== PASSAGE FOURNI ==
+ + + + + + +

Ainsi la France souffre les inconvénients de sa grandeur passée en ce sens que les anciennes jalousies et les anciennes haines qui se sont élevées contre elle n'ont pas désarmé et qu'elle-même croit occuper encore le rang qu'elle occupait dans le monde, ce qui est une dangereuse erreur.

En réalité la France, l'Angleterre et l'Allemagne, qui croient être le monde entier, passent peu à peu au second plan et les rivalités qu'elles peuvent entretenir ne servent qu'à leur faire courir un danger commun de la part des États-Unis et de la Russie. En effet, dans ces deux pays aussi il règne des courants d'opinion qui, tôt ou tard, devront produire des effets. La prétention de la Russie à dominer l'Europe n'est un mystère pour personne: elle est entretenue également par le peuple et par le gouvernement. Les États-Unis ont longtemps gardé une attitude plus sage, mais ils éprouvent visiblement depuis quelques années les enivrements de la puissance. Froissés et irrités des airs de supériorité qu'affectent l'Angleterre et la France, ils ont conçu sous l'empire de ce sentiment le désir d'humilier ces puissances, et ils n'imaginent rien de mieux à cet effet que de les livrer à la domination russe. Au fond les discours prononcés dernièrement à Saint-Pétersbourg et à Moscou, et qui ont causé en Europe quelque sensation, n'ont fait qu'exprimer une politique déjà ancienne, populaire et bien comprise, tant en Russie qu'aux États-Unis. La première prétend dominer l'Europe et les seconds dominer les mers. Ces choses sont visibles pour quiconque

n'est pas aveuglé par des idées préconçues ou résolu à fermer les yeux.

L'Angleterre est donc sous l'empire d'une erreur grave dans l'appréciation de ses intérêts, aussi bien que sous l'empire d'un mauvais sentiment lorsqu'elle pense à humilier et à contenir la France par l'Allemagne.

III

Les États-Unis et la Russie sont-ils bien inspirés dans leurs aspirations ambitieuses? Nous ne le croyons pas et nous sommes persuadé que le succès même de ces désirs causerait à leur ambition de terribles mécomptes. Mais l'histoire nous montre combien il est rare de voir marcher ensemble la modération et la puissance. Il ne faut donc guère compter sur la modération de ces États dont la puissance est très-réelle. On ne peut songer qu'à les contenir jusqu'à ce que le progrès et la diffusion des lumières aient changé leurs dispositions.

+ + + + + + +

== ÉNONCÉ 1 ==
Citez le passage sur la France et ses rivales depuis « L'Angleterre est donc » jusqu'à « changé leurs dispositions. » inclus.

== ENTRÉES FOURNIES ==
+ + + + + + +

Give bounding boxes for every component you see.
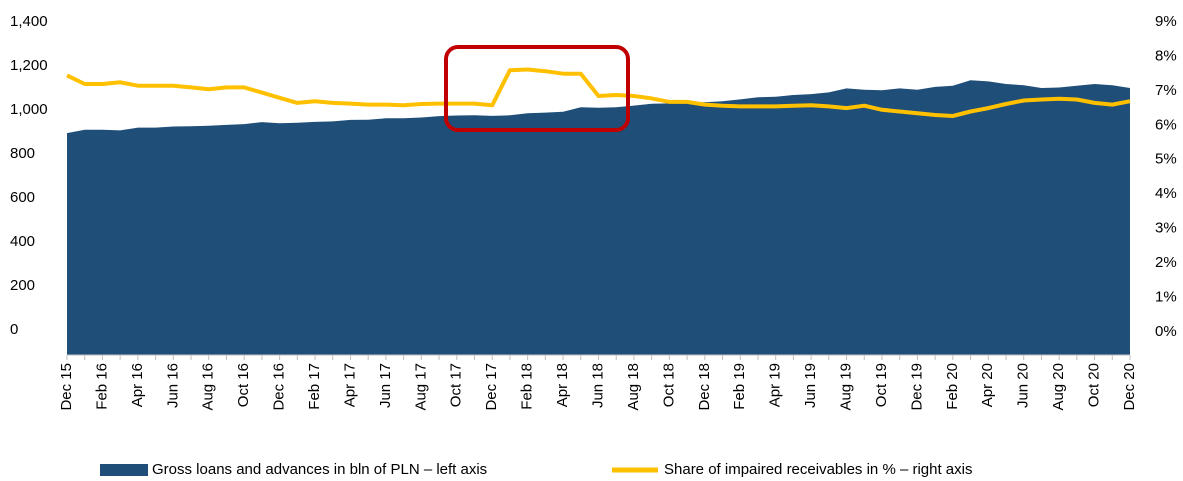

+ + + + + + +

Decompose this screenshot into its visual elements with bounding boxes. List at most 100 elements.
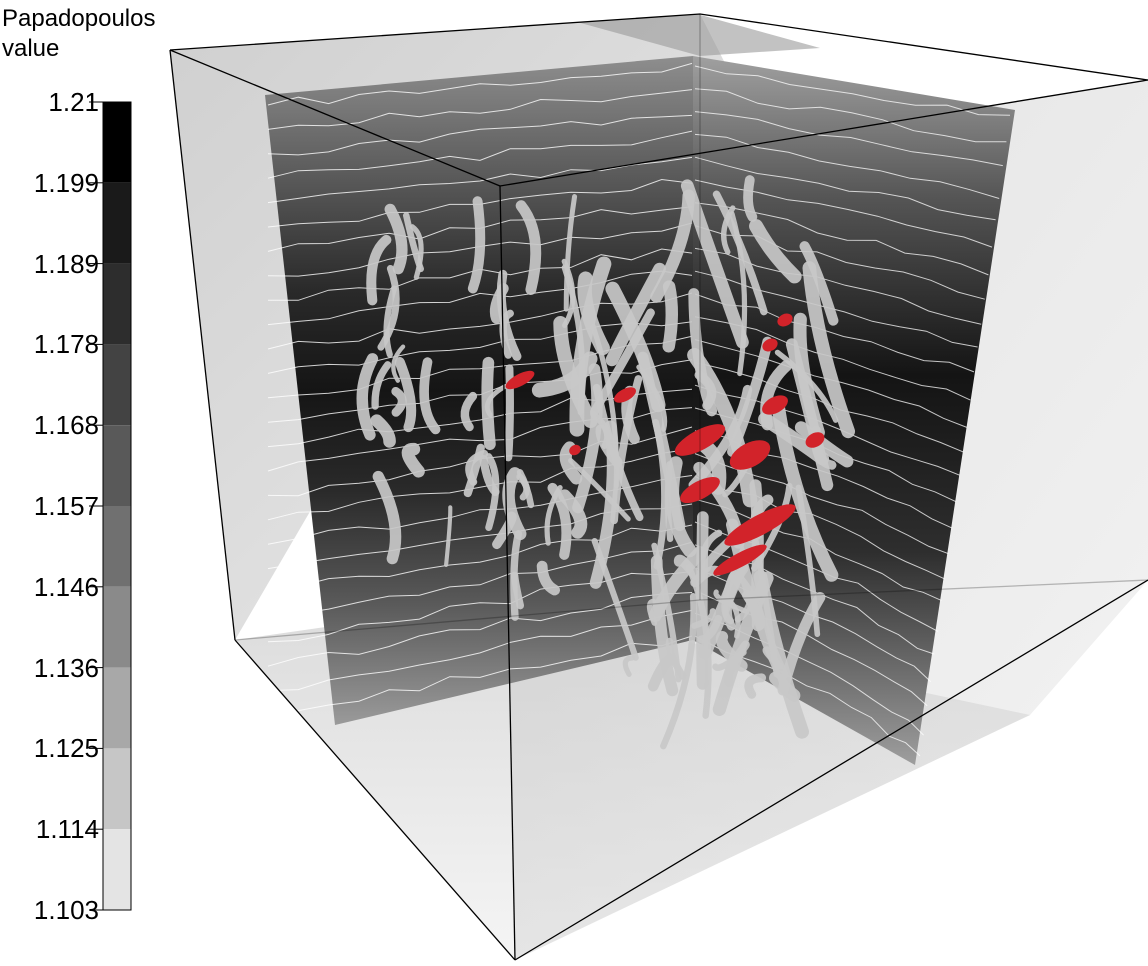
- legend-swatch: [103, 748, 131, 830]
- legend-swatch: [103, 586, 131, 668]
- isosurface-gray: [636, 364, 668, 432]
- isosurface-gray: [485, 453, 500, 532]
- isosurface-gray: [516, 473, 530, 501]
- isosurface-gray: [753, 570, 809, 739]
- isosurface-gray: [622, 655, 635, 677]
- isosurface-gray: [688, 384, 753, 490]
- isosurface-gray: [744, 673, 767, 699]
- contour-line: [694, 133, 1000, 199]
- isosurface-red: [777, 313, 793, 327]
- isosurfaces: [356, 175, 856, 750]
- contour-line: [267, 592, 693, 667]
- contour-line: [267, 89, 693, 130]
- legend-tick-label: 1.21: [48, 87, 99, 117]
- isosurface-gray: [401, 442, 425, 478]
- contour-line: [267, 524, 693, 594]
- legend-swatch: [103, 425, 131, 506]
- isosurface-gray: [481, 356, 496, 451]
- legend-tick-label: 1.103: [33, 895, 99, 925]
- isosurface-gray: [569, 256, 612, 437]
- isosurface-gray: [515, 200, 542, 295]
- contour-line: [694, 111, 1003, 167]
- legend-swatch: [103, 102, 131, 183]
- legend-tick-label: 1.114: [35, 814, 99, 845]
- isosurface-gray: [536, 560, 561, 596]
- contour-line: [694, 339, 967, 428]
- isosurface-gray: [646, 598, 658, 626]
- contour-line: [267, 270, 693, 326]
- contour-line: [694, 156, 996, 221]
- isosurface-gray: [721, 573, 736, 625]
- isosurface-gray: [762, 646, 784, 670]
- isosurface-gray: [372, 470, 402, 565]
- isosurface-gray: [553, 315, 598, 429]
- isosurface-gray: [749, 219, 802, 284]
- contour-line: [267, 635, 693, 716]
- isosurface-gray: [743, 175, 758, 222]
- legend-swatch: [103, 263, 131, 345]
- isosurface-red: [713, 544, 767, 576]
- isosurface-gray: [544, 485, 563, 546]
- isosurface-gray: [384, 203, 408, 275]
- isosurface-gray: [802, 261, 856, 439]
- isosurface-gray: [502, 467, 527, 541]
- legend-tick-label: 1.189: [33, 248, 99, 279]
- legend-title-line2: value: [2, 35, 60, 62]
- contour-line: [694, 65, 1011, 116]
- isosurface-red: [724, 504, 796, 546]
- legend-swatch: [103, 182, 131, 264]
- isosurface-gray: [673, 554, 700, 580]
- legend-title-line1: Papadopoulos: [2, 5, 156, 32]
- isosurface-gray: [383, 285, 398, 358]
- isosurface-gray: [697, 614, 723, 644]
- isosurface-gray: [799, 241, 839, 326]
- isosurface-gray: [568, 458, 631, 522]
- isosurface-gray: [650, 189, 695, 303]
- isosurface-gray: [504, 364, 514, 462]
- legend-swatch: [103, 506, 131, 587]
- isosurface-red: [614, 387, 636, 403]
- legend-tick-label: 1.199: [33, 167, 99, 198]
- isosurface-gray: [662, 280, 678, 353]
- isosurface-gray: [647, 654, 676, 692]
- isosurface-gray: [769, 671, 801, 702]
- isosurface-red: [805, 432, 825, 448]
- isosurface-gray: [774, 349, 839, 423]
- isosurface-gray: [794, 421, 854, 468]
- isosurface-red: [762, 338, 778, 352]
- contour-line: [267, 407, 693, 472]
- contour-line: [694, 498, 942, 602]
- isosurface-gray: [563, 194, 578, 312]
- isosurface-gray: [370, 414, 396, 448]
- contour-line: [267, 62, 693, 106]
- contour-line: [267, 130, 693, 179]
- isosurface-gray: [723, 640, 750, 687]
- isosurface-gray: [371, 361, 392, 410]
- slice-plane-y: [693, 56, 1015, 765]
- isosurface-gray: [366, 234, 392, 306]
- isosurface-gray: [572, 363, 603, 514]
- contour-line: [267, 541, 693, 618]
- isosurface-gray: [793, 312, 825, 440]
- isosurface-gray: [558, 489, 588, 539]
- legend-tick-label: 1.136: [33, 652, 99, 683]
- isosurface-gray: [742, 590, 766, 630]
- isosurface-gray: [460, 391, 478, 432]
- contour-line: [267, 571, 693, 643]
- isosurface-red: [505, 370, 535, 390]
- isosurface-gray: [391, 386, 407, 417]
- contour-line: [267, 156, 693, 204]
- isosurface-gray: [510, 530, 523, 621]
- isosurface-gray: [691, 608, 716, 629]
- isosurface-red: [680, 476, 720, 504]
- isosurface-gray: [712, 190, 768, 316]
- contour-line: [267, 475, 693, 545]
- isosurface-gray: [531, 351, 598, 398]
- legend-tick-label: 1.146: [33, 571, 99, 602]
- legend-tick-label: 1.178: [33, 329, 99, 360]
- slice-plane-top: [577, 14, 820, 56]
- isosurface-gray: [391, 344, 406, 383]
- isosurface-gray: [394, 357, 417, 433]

+ + + + + + +

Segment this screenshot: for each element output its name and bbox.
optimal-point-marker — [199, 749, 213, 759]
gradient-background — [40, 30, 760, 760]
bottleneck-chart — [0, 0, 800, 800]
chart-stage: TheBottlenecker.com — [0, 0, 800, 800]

+ + + + + + +

== ÉNONCÉ 2 ==
Reproduisez telles quelles les entrées depuis la ligne contenant « Decompose this screenshot » jusqu'à la ligne contenant « - isosurface-gray: [688, 384, 753, 490] » incluse, sans reprendre les images.

== RÉPONSE RÉDIGÉE 1 ==
L'Angleterre est donc sous l'empire d'une erreur grave dans l'appréciation de ses intérêts, aussi bien que sous l'empire d'un mauvais sentiment lorsqu'elle pense à humilier et à contenir la France par l'Allemagne.

III

Les États-Unis et la Russie sont-ils bien inspirés dans leurs aspirations ambitieuses? Nous ne le croyons pas et nous sommes persuadé que le succès même de ces désirs causerait à leur ambition de terribles mécomptes. Mais l'histoire nous montre combien il est rare de voir marcher ensemble la modération et la puissance. Il ne faut donc guère compter sur la modération de ces États dont la puissance est très-réelle. On ne peut songer qu'à les contenir jusqu'à ce que le progrès et la diffusion des lumières aient changé leurs dispositions.

== RÉPONSE RÉDIGÉE 2 ==
Decompose this screenshot into its visual elements with bounding boxes. List at most 100 elements.
- legend-swatch: [103, 748, 131, 830]
- legend-swatch: [103, 586, 131, 668]
- isosurface-gray: [636, 364, 668, 432]
- isosurface-gray: [485, 453, 500, 532]
- isosurface-gray: [516, 473, 530, 501]
- isosurface-gray: [753, 570, 809, 739]
- isosurface-gray: [622, 655, 635, 677]
- isosurface-gray: [688, 384, 753, 490]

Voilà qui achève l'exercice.